**SHORT PROBLEM:**
Output the entries word for word. Omit images.

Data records
+--
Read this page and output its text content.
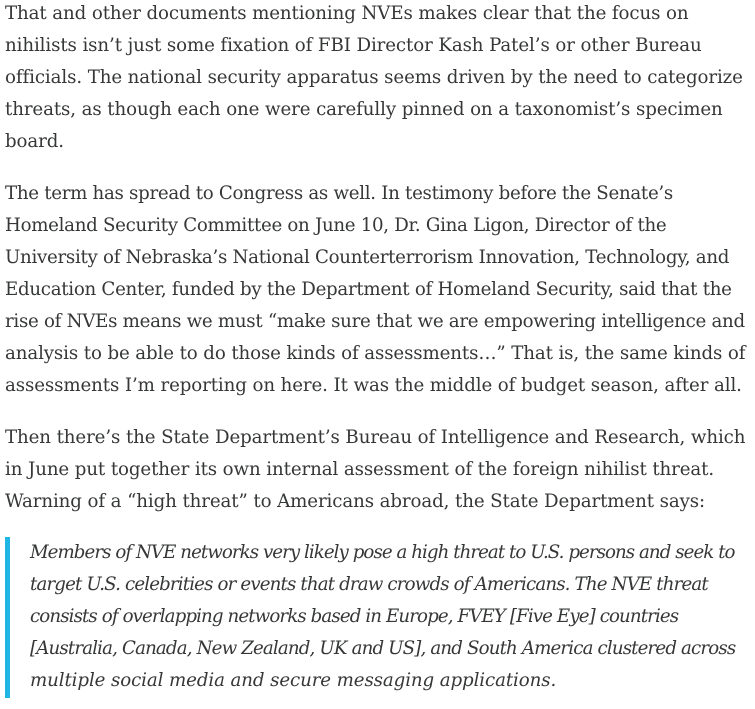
That and other documents mentioning NVEs makes clear that the focus on
nihilists isn’t just some fixation of FBI Director Kash Patel’s or other Bureau
officials. The national security apparatus seems driven by the need to categorize
threats, as though each one were carefully pinned on a taxonomist’s specimen
board.

The term has spread to Congress as well. In testimony before the Senate’s
Homeland Security Committee on June 10, Dr. Gina Ligon, Director of the
University of Nebraska’s National Counterterrorism Innovation, Technology, and
Education Center, funded by the Department of Homeland Security, said that the
rise of NVEs means we must “make sure that we are empowering intelligence and
analysis to be able to do those kinds of assessments…” That is, the same kinds of
assessments I’m reporting on here. It was the middle of budget season, after all.

Then there’s the State Department’s Bureau of Intelligence and Research, which
in June put together its own internal assessment of the foreign nihilist threat.
Warning of a “high threat” to Americans abroad, the State Department says:

Members of NVE networks very likely pose a high threat to U.S. persons and seek to
target U.S. celebrities or events that draw crowds of Americans. The NVE threat
consists of overlapping networks based in Europe, FVEY [Five Eye] countries
[Australia, Canada, New Zealand, UK and US], and South America clustered across
multiple social media and secure messaging applications.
+--
**TASK RESPONSE:**
Read this page and output its text content.
That and other documents mentioning NVEs makes clear that the focus on
nihilists isn’t just some fixation of FBI Director Kash Patel’s or other Bureau
officials. The national security apparatus seems driven by the need to categorize
threats, as though each one were carefully pinned on a taxonomist’s specimen
board.

The term has spread to Congress as well. In testimony before the Senate’s
Homeland Security Committee on June 10, Dr. Gina Ligon, Director of the
University of Nebraska’s National Counterterrorism Innovation, Technology, and
Education Center, funded by the Department of Homeland Security, said that the
rise of NVEs means we must “make sure that we are empowering intelligence and
analysis to be able to do those kinds of assessments…” That is, the same kinds of
assessments I’m reporting on here. It was the middle of budget season, after all.

Then there’s the State Department’s Bureau of Intelligence and Research, which
in June put together its own internal assessment of the foreign nihilist threat.
Warning of a “high threat” to Americans abroad, the State Department says:

Members of NVE networks very likely pose a high threat to U.S. persons and seek to
target U.S. celebrities or events that draw crowds of Americans. The NVE threat
consists of overlapping networks based in Europe, FVEY [Five Eye] countries
[Australia, Canada, New Zealand, UK and US], and South America clustered across
multiple social media and secure messaging applications.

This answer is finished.